# GIVEN REQUEST
Wherever a line in the data below holds "sanitaria", copy that line.

# DATASET ROWS
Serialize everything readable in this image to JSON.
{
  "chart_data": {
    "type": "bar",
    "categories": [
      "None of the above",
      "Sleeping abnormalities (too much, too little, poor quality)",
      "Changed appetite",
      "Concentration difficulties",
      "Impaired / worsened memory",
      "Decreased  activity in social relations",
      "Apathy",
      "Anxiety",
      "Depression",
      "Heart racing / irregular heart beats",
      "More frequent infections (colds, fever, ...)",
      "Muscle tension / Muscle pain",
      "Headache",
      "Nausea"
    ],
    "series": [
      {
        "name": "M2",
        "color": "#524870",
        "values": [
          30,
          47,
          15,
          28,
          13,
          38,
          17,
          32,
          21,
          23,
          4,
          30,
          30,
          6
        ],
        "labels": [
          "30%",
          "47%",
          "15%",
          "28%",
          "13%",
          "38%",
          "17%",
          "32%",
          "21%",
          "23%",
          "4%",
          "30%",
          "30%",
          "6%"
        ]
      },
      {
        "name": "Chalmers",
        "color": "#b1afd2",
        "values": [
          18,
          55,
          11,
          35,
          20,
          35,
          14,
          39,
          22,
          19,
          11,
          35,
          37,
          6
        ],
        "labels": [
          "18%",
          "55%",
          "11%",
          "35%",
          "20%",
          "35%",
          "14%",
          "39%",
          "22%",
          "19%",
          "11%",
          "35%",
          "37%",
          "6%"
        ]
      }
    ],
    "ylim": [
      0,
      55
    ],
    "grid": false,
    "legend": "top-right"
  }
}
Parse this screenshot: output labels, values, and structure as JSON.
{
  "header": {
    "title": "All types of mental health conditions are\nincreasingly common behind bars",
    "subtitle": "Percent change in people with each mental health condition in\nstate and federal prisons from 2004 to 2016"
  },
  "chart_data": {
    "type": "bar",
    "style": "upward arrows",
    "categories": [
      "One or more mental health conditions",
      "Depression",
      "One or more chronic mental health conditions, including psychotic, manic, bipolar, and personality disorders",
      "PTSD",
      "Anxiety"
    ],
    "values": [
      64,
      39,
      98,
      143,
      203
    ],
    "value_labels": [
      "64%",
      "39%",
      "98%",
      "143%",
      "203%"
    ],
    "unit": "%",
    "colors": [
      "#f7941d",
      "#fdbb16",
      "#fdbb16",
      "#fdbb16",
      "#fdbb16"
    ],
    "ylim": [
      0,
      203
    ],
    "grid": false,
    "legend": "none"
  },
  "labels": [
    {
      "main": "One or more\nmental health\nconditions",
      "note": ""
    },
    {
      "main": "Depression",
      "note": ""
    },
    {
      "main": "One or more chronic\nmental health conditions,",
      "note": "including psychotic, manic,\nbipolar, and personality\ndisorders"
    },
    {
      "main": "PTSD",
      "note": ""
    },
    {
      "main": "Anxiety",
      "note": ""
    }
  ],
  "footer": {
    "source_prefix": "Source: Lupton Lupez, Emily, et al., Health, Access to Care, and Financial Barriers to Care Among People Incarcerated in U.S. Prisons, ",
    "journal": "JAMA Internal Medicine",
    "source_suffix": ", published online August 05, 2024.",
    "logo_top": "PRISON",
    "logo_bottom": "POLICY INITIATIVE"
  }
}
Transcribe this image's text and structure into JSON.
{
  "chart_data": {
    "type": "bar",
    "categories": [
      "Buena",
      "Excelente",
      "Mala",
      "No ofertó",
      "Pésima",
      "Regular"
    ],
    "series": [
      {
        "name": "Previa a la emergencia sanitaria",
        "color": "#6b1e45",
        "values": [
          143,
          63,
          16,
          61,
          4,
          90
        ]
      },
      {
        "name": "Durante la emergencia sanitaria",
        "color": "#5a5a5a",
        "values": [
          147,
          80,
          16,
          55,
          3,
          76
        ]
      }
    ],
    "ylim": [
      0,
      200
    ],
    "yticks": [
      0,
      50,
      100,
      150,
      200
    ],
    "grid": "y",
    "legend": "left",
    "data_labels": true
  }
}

* * *

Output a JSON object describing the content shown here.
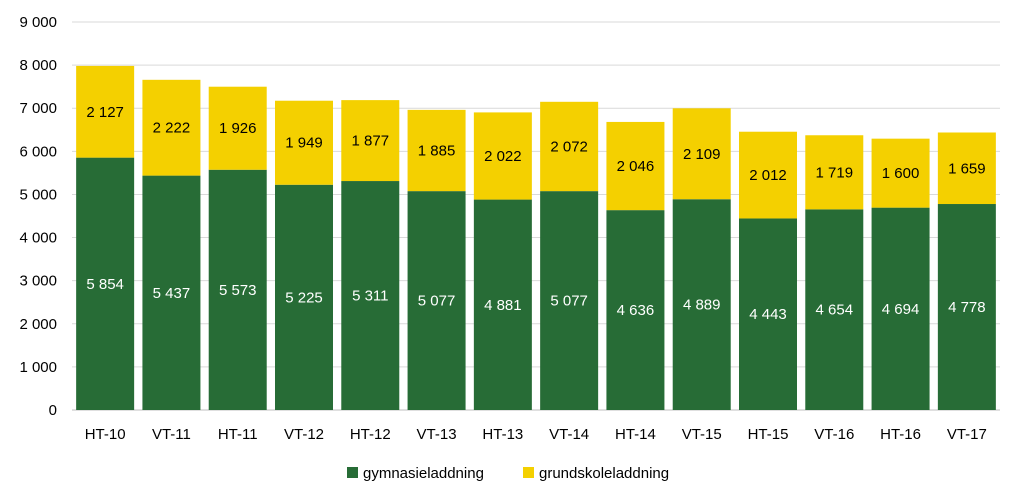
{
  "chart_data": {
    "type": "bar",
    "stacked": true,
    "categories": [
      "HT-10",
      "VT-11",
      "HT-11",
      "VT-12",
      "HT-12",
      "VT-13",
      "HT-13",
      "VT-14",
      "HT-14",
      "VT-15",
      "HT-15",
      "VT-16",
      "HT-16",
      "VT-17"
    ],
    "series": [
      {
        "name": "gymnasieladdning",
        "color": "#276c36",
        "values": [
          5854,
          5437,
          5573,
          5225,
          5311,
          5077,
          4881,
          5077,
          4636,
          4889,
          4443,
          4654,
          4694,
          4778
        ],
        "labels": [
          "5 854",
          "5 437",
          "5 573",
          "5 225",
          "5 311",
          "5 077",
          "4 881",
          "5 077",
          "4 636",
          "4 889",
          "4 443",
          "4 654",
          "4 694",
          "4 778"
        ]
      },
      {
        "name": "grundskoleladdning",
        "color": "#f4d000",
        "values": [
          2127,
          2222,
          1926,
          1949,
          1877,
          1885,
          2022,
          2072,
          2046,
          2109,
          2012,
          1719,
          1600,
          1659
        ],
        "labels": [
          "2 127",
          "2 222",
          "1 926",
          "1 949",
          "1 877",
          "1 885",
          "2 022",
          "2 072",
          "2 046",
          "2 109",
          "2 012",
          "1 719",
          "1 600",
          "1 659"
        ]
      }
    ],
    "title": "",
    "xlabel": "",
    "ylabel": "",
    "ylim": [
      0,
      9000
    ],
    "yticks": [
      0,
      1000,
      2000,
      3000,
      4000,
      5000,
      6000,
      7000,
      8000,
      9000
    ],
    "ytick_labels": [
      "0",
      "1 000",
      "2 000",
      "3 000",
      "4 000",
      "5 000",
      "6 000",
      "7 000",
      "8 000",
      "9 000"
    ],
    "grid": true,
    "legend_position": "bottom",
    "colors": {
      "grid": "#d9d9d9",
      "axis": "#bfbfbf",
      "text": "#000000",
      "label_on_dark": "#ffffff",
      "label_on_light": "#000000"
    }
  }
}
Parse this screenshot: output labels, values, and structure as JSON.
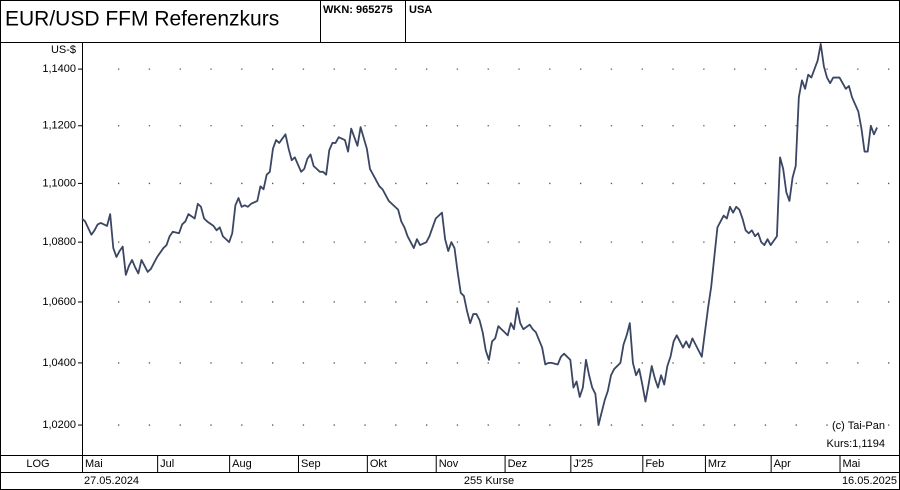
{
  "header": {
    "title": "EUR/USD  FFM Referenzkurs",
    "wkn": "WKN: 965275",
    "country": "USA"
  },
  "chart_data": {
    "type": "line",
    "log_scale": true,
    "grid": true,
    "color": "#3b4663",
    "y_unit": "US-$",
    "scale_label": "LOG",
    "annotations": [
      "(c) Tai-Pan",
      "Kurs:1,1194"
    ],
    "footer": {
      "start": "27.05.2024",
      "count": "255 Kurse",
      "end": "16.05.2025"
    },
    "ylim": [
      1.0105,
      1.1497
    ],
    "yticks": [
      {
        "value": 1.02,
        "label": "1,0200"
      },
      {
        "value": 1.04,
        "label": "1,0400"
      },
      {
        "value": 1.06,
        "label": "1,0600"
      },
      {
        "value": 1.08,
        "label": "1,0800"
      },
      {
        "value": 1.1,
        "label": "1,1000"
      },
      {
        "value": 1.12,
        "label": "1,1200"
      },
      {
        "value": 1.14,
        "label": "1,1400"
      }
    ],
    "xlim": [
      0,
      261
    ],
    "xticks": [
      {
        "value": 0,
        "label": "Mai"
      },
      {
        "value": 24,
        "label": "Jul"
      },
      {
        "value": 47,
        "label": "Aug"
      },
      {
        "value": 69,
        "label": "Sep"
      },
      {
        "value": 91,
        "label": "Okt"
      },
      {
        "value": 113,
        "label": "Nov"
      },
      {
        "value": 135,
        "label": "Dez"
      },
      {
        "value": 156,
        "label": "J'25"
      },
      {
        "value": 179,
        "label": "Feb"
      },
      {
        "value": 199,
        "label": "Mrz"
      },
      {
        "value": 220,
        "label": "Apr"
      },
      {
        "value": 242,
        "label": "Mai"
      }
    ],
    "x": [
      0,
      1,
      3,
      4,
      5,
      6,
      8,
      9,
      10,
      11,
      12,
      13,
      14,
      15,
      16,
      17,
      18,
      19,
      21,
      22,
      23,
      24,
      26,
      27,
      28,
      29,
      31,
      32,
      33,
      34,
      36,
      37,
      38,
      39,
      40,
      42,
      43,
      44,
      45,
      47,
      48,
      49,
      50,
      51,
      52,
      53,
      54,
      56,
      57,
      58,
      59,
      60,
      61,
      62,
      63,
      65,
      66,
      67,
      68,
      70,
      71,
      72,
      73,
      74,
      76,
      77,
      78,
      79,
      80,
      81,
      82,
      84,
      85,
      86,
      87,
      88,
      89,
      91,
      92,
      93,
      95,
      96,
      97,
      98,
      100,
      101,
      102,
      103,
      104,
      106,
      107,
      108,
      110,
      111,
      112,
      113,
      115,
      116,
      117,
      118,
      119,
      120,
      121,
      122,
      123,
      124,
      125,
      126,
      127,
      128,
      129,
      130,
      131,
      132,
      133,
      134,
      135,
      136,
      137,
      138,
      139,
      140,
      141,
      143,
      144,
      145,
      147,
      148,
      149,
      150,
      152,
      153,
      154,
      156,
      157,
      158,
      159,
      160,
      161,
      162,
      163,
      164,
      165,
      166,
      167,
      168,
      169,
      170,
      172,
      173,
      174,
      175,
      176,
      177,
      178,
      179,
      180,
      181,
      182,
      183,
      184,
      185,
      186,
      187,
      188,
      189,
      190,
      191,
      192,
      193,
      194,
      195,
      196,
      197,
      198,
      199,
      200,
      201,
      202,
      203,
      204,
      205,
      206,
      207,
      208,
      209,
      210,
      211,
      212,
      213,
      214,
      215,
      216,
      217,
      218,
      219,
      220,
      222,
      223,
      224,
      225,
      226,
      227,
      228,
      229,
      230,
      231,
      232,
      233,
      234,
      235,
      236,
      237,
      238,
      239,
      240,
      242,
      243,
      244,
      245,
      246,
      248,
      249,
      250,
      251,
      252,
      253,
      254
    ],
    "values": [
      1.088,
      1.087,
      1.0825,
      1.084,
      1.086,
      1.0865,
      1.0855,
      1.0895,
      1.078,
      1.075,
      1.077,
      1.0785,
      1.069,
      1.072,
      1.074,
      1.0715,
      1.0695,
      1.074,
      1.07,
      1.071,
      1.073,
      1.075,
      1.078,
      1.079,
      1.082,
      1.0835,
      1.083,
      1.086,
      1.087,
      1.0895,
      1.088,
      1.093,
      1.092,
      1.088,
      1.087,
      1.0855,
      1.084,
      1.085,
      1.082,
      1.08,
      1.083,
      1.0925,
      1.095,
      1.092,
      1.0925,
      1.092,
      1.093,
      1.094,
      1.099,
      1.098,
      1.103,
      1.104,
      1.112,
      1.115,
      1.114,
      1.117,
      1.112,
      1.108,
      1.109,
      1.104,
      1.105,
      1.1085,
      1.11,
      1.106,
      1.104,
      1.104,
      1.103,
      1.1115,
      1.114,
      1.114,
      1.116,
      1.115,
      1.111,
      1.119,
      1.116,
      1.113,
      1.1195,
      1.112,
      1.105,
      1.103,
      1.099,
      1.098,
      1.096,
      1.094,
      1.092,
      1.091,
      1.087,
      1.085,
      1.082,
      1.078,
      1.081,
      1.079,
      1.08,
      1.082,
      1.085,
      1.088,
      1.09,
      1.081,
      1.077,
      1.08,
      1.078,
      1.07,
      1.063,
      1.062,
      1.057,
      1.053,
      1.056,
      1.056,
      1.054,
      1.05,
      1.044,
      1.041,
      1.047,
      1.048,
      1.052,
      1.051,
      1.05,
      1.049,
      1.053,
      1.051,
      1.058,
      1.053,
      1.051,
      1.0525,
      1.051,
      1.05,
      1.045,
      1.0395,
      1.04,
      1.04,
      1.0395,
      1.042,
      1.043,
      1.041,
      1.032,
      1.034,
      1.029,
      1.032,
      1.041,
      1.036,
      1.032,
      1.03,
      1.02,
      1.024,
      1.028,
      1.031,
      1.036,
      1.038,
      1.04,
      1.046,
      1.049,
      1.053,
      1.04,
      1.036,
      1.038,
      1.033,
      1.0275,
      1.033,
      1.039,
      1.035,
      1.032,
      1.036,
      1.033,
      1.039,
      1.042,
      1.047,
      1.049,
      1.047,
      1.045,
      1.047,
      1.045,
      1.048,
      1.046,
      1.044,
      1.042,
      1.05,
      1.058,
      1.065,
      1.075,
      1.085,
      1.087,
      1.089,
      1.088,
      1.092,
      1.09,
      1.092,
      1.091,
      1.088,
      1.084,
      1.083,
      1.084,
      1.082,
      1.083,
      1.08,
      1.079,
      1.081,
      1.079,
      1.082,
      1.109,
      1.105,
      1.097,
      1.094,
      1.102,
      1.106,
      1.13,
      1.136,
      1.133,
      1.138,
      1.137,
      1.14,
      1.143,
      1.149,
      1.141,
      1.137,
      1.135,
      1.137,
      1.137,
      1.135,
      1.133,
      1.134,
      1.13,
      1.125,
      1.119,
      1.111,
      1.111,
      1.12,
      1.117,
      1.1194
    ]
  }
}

# RESULT
        "name": "Previa a la emergencia sanitaria",
        "name": "Durante la emergencia sanitaria",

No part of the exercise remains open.